Dataset extract:
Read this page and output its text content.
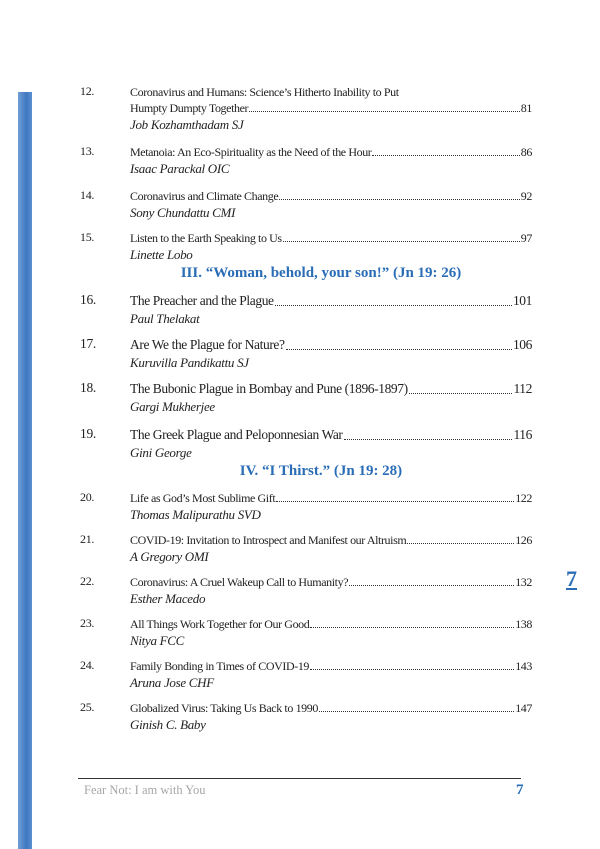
7
12.	Coronavirus and Humans: Science’s Hitherto Inability to Put
Humpty Dumpty Together	81
Job Kozhamthadam SJ
13.	Metanoia: An Eco-Spirituality as the Need of the Hour	86
Isaac Parackal OIC
14.	Coronavirus and Climate Change	92
Sony Chundattu CMI
15.	Listen to the Earth Speaking to Us	97
Linette Lobo
III. “Woman, behold, your son!” (Jn 19: 26)
16.	The Preacher and the Plague	101
Paul Thelakat
17.	Are We the Plague for Nature?	106
Kuruvilla Pandikattu SJ
18.	The Bubonic Plague in Bombay and Pune (1896-1897)	112
Gargi Mukherjee
19.	The Greek Plague and Peloponnesian War	116
Gini George
IV. “I Thirst.” (Jn 19: 28)
20.	Life as God’s Most Sublime Gift	122
Thomas Malipurathu SVD
21.	COVID-19: Invitation to Introspect and Manifest our Altruism	126
A Gregory OMI
22.	Coronavirus: A Cruel Wakeup Call to Humanity?	132
Esther Macedo
23.	All Things Work Together for Our Good	138
Nitya FCC
24.	Family Bonding in Times of COVID-19	143
Aruna Jose CHF
25.	Globalized Virus: Taking Us Back to 1990	147
Ginish C. Baby
Fear Not: I am with You	7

Aim of the exercise: What you return must match the records line for line, with the pictures left out.

Your solution:
Read this page and output its text content.
7
12.	Coronavirus and Humans: Science’s Hitherto Inability to Put
Humpty Dumpty Together	81
Job Kozhamthadam SJ
13.	Metanoia: An Eco-Spirituality as the Need of the Hour	86
Isaac Parackal OIC
14.	Coronavirus and Climate Change	92
Sony Chundattu CMI
15.	Listen to the Earth Speaking to Us	97
Linette Lobo
III. “Woman, behold, your son!” (Jn 19: 26)
16.	The Preacher and the Plague	101
Paul Thelakat
17.	Are We the Plague for Nature?	106
Kuruvilla Pandikattu SJ
18.	The Bubonic Plague in Bombay and Pune (1896-1897)	112
Gargi Mukherjee
19.	The Greek Plague and Peloponnesian War	116
Gini George
IV. “I Thirst.” (Jn 19: 28)
20.	Life as God’s Most Sublime Gift	122
Thomas Malipurathu SVD
21.	COVID-19: Invitation to Introspect and Manifest our Altruism	126
A Gregory OMI
22.	Coronavirus: A Cruel Wakeup Call to Humanity?	132
Esther Macedo
23.	All Things Work Together for Our Good	138
Nitya FCC
24.	Family Bonding in Times of COVID-19	143
Aruna Jose CHF
25.	Globalized Virus: Taking Us Back to 1990	147
Ginish C. Baby
Fear Not: I am with You	7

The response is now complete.